-- GOAL --
Repeat all of the material below exactly as written, images excluded.

Begin

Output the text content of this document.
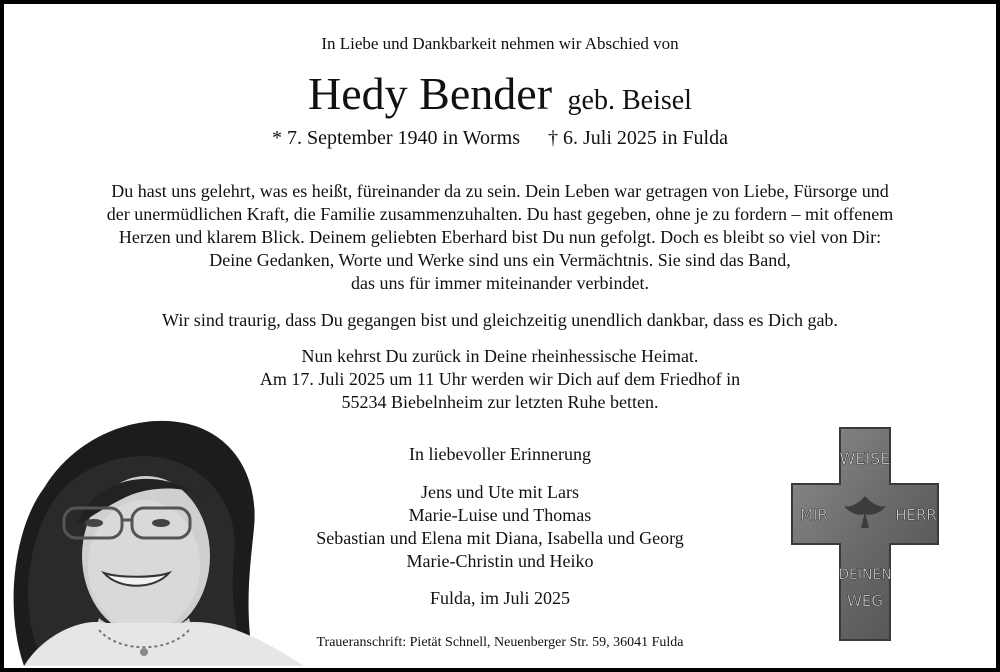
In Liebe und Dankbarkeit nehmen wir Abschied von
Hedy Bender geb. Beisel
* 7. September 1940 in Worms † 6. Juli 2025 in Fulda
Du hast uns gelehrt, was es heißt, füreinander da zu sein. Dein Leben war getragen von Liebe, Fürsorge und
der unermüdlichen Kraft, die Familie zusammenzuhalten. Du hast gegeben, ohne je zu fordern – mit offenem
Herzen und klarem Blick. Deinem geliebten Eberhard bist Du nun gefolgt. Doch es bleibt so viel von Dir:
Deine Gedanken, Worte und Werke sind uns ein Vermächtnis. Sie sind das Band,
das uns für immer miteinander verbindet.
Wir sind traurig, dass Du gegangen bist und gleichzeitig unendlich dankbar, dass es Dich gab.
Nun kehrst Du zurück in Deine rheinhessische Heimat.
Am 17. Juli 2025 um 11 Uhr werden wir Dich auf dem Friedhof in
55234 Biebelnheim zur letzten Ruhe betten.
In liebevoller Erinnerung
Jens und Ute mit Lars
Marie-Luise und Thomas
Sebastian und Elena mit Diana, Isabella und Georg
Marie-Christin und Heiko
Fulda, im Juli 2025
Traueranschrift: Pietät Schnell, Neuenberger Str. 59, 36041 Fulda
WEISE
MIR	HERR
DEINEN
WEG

End

-- SOLUTION FOR THIS EXERCISE --
Output the text content of this document.
In Liebe und Dankbarkeit nehmen wir Abschied von
Hedy Bender geb. Beisel
* 7. September 1940 in Worms † 6. Juli 2025 in Fulda
Du hast uns gelehrt, was es heißt, füreinander da zu sein. Dein Leben war getragen von Liebe, Fürsorge und
der unermüdlichen Kraft, die Familie zusammenzuhalten. Du hast gegeben, ohne je zu fordern – mit offenem
Herzen und klarem Blick. Deinem geliebten Eberhard bist Du nun gefolgt. Doch es bleibt so viel von Dir:
Deine Gedanken, Worte und Werke sind uns ein Vermächtnis. Sie sind das Band,
das uns für immer miteinander verbindet.
Wir sind traurig, dass Du gegangen bist und gleichzeitig unendlich dankbar, dass es Dich gab.
Nun kehrst Du zurück in Deine rheinhessische Heimat.
Am 17. Juli 2025 um 11 Uhr werden wir Dich auf dem Friedhof in
55234 Biebelnheim zur letzten Ruhe betten.
In liebevoller Erinnerung
Jens und Ute mit Lars
Marie-Luise und Thomas
Sebastian und Elena mit Diana, Isabella und Georg
Marie-Christin und Heiko
Fulda, im Juli 2025
Traueranschrift: Pietät Schnell, Neuenberger Str. 59, 36041 Fulda
WEISE
MIR	HERR
DEINEN
WEG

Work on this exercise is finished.